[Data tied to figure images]
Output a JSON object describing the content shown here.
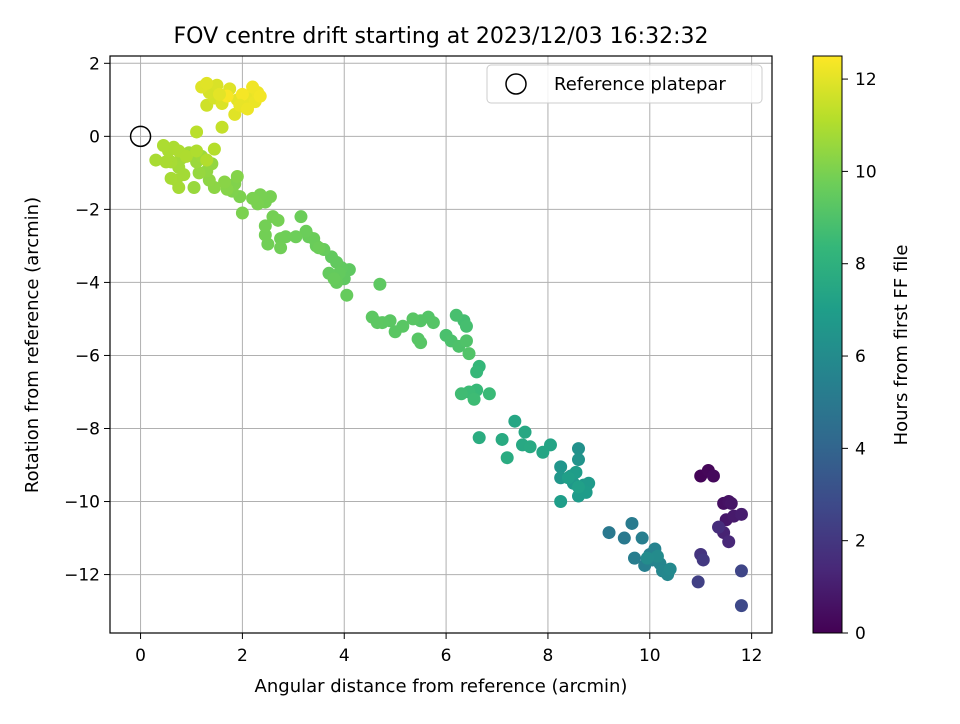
{
  "chart_data": {
    "type": "scatter",
    "title": "FOV centre drift starting at 2023/12/03 16:32:32",
    "xlabel": "Angular distance from reference (arcmin)",
    "ylabel": "Rotation from reference (arcmin)",
    "xlim": [
      -0.6,
      12.4
    ],
    "ylim": [
      -13.6,
      2.2
    ],
    "xticks": [
      0,
      2,
      4,
      6,
      8,
      10,
      12
    ],
    "yticks": [
      -12,
      -10,
      -8,
      -6,
      -4,
      -2,
      0,
      2
    ],
    "grid": true,
    "legend": {
      "placement": "top-right",
      "entries": [
        "Reference platepar"
      ]
    },
    "reference_point": {
      "x": 0,
      "y": 0,
      "marker": "hollow-circle"
    },
    "colorbar": {
      "label": "Hours from first FF file",
      "range": [
        0,
        12.5
      ],
      "ticks": [
        0,
        2,
        4,
        6,
        8,
        10,
        12
      ],
      "colormap": "viridis",
      "colors": [
        "#440154",
        "#482878",
        "#3e4989",
        "#31688e",
        "#26828e",
        "#1f9e89",
        "#35b779",
        "#6ece58",
        "#b5de2b",
        "#fde725"
      ]
    },
    "series": [
      {
        "points": [
          [
            11.0,
            -9.3,
            0.1
          ],
          [
            11.15,
            -9.15,
            0.2
          ],
          [
            11.25,
            -9.3,
            0.3
          ],
          [
            11.45,
            -10.05,
            0.5
          ],
          [
            11.55,
            -10.0,
            0.6
          ],
          [
            11.6,
            -10.05,
            0.7
          ],
          [
            11.5,
            -10.5,
            0.8
          ],
          [
            11.65,
            -10.4,
            0.9
          ],
          [
            11.8,
            -10.35,
            1.0
          ],
          [
            11.45,
            -10.85,
            1.2
          ],
          [
            11.55,
            -11.1,
            1.4
          ],
          [
            11.35,
            -10.7,
            1.6
          ],
          [
            11.0,
            -11.45,
            1.9
          ],
          [
            11.05,
            -11.6,
            2.1
          ],
          [
            10.95,
            -12.2,
            2.4
          ],
          [
            11.8,
            -11.9,
            2.6
          ],
          [
            11.8,
            -12.85,
            2.8
          ],
          [
            9.2,
            -10.85,
            5.0
          ],
          [
            9.5,
            -11.0,
            5.1
          ],
          [
            9.65,
            -10.6,
            5.2
          ],
          [
            9.7,
            -11.55,
            5.3
          ],
          [
            9.85,
            -11.0,
            5.35
          ],
          [
            9.9,
            -11.75,
            5.4
          ],
          [
            10.0,
            -11.45,
            5.5
          ],
          [
            10.1,
            -11.3,
            5.55
          ],
          [
            10.05,
            -11.6,
            5.6
          ],
          [
            10.2,
            -11.7,
            5.7
          ],
          [
            10.25,
            -11.9,
            5.75
          ],
          [
            10.35,
            -12.0,
            5.8
          ],
          [
            10.4,
            -11.85,
            5.9
          ],
          [
            10.15,
            -11.5,
            6.0
          ],
          [
            9.95,
            -11.55,
            6.05
          ],
          [
            8.6,
            -8.55,
            6.3
          ],
          [
            8.6,
            -8.85,
            6.4
          ],
          [
            8.25,
            -9.05,
            6.5
          ],
          [
            8.25,
            -9.35,
            6.55
          ],
          [
            8.45,
            -9.3,
            6.6
          ],
          [
            8.5,
            -9.5,
            6.65
          ],
          [
            8.7,
            -9.55,
            6.7
          ],
          [
            8.8,
            -9.5,
            6.75
          ],
          [
            8.6,
            -9.85,
            6.8
          ],
          [
            8.75,
            -9.75,
            6.85
          ],
          [
            8.55,
            -9.2,
            6.9
          ],
          [
            8.25,
            -10.0,
            6.95
          ],
          [
            8.4,
            -9.35,
            7.0
          ],
          [
            8.6,
            -9.6,
            7.05
          ],
          [
            8.05,
            -8.45,
            7.3
          ],
          [
            7.9,
            -8.65,
            7.35
          ],
          [
            7.35,
            -7.8,
            7.4
          ],
          [
            7.55,
            -8.1,
            7.45
          ],
          [
            7.5,
            -8.45,
            7.5
          ],
          [
            7.65,
            -8.5,
            7.55
          ],
          [
            7.1,
            -8.3,
            7.6
          ],
          [
            7.2,
            -8.8,
            7.65
          ],
          [
            6.65,
            -8.25,
            7.7
          ],
          [
            6.65,
            -6.3,
            8.3
          ],
          [
            6.6,
            -6.45,
            8.35
          ],
          [
            6.6,
            -6.95,
            8.4
          ],
          [
            6.85,
            -7.05,
            8.45
          ],
          [
            6.45,
            -7.0,
            8.5
          ],
          [
            6.55,
            -7.2,
            8.55
          ],
          [
            6.3,
            -7.05,
            8.6
          ],
          [
            6.35,
            -5.05,
            8.7
          ],
          [
            6.4,
            -5.2,
            8.75
          ],
          [
            6.2,
            -4.9,
            8.8
          ],
          [
            6.0,
            -5.45,
            8.85
          ],
          [
            6.1,
            -5.6,
            8.9
          ],
          [
            6.25,
            -5.75,
            8.95
          ],
          [
            6.4,
            -5.6,
            9.0
          ],
          [
            6.45,
            -5.95,
            9.05
          ],
          [
            5.65,
            -4.95,
            9.1
          ],
          [
            5.5,
            -5.05,
            9.12
          ],
          [
            5.75,
            -5.1,
            9.14
          ],
          [
            5.45,
            -5.55,
            9.16
          ],
          [
            5.5,
            -5.65,
            9.18
          ],
          [
            5.35,
            -5.0,
            9.2
          ],
          [
            5.15,
            -5.2,
            9.22
          ],
          [
            5.0,
            -5.35,
            9.24
          ],
          [
            4.9,
            -5.05,
            9.26
          ],
          [
            4.75,
            -5.1,
            9.28
          ],
          [
            4.55,
            -4.95,
            9.3
          ],
          [
            4.65,
            -5.1,
            9.32
          ],
          [
            4.7,
            -4.05,
            9.34
          ],
          [
            4.1,
            -3.65,
            9.36
          ],
          [
            4.0,
            -3.9,
            9.38
          ],
          [
            3.95,
            -3.6,
            9.4
          ],
          [
            3.85,
            -3.45,
            9.42
          ],
          [
            3.75,
            -3.3,
            9.44
          ],
          [
            3.9,
            -3.75,
            9.46
          ],
          [
            3.7,
            -3.75,
            9.48
          ],
          [
            3.85,
            -4.0,
            9.5
          ],
          [
            4.05,
            -4.35,
            9.52
          ],
          [
            3.8,
            -3.9,
            9.54
          ],
          [
            3.6,
            -3.1,
            9.56
          ],
          [
            3.45,
            -3.0,
            9.58
          ],
          [
            3.3,
            -2.75,
            9.6
          ],
          [
            3.4,
            -2.8,
            9.62
          ],
          [
            3.25,
            -2.6,
            9.64
          ],
          [
            3.15,
            -2.2,
            9.66
          ],
          [
            3.5,
            -3.05,
            9.68
          ],
          [
            3.05,
            -2.75,
            9.7
          ],
          [
            2.85,
            -2.75,
            9.72
          ],
          [
            2.75,
            -2.8,
            9.74
          ],
          [
            2.75,
            -3.05,
            9.76
          ],
          [
            2.5,
            -2.95,
            9.78
          ],
          [
            2.45,
            -2.7,
            9.8
          ],
          [
            2.45,
            -2.45,
            9.82
          ],
          [
            2.6,
            -2.2,
            9.84
          ],
          [
            2.7,
            -2.3,
            9.86
          ],
          [
            2.45,
            -1.8,
            9.88
          ],
          [
            2.55,
            -1.65,
            9.9
          ],
          [
            2.35,
            -1.6,
            9.92
          ],
          [
            2.3,
            -1.85,
            9.94
          ],
          [
            2.2,
            -1.7,
            9.96
          ],
          [
            2.0,
            -2.1,
            9.98
          ],
          [
            1.95,
            -1.65,
            10.0
          ],
          [
            1.8,
            -1.5,
            10.05
          ],
          [
            1.85,
            -1.3,
            10.1
          ],
          [
            1.9,
            -1.1,
            10.15
          ],
          [
            1.7,
            -1.45,
            10.2
          ],
          [
            1.65,
            -1.25,
            10.25
          ],
          [
            1.45,
            -1.4,
            10.3
          ],
          [
            1.35,
            -1.2,
            10.35
          ],
          [
            1.3,
            -0.95,
            10.4
          ],
          [
            1.4,
            -0.75,
            10.45
          ],
          [
            1.15,
            -1.0,
            10.5
          ],
          [
            1.05,
            -1.4,
            10.55
          ],
          [
            1.1,
            -0.7,
            10.6
          ],
          [
            1.2,
            -0.55,
            10.65
          ],
          [
            0.95,
            -0.45,
            10.7
          ],
          [
            0.8,
            -0.6,
            10.72
          ],
          [
            0.75,
            -0.85,
            10.74
          ],
          [
            0.85,
            -1.05,
            10.76
          ],
          [
            0.7,
            -1.2,
            10.78
          ],
          [
            0.75,
            -1.4,
            10.8
          ],
          [
            0.6,
            -1.15,
            10.82
          ],
          [
            0.6,
            -0.7,
            10.84
          ],
          [
            0.3,
            -0.65,
            10.86
          ],
          [
            0.5,
            -0.7,
            10.88
          ],
          [
            0.55,
            -0.4,
            10.9
          ],
          [
            0.65,
            -0.3,
            10.92
          ],
          [
            0.45,
            -0.25,
            10.94
          ],
          [
            0.75,
            -0.4,
            10.96
          ],
          [
            0.9,
            -0.55,
            10.98
          ],
          [
            1.1,
            -0.4,
            11.0
          ],
          [
            1.3,
            -0.65,
            11.05
          ],
          [
            1.45,
            -0.35,
            11.1
          ],
          [
            1.1,
            0.12,
            11.2
          ],
          [
            1.6,
            0.25,
            11.4
          ],
          [
            1.3,
            0.85,
            11.6
          ],
          [
            1.45,
            1.05,
            11.7
          ],
          [
            1.35,
            1.2,
            11.75
          ],
          [
            1.5,
            1.4,
            11.8
          ],
          [
            1.6,
            0.9,
            11.85
          ],
          [
            1.75,
            1.3,
            11.9
          ],
          [
            1.85,
            0.6,
            11.95
          ],
          [
            1.9,
            1.0,
            12.0
          ],
          [
            2.05,
            0.8,
            12.05
          ],
          [
            2.15,
            1.05,
            12.1
          ],
          [
            2.25,
            0.95,
            12.15
          ],
          [
            2.3,
            1.2,
            12.2
          ],
          [
            2.2,
            1.35,
            12.25
          ],
          [
            2.35,
            1.1,
            12.3
          ],
          [
            2.0,
            1.15,
            12.35
          ],
          [
            1.7,
            1.1,
            12.4
          ],
          [
            1.2,
            1.35,
            11.9
          ],
          [
            1.3,
            1.45,
            11.95
          ],
          [
            1.55,
            1.15,
            12.0
          ],
          [
            1.95,
            0.85,
            12.1
          ],
          [
            2.1,
            0.75,
            12.2
          ]
        ]
      }
    ]
  }
}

WHAT YOU NEED TO DO:
Count the lines above that contain the word "from", and reply with only that number.

THE RESPONSE:
3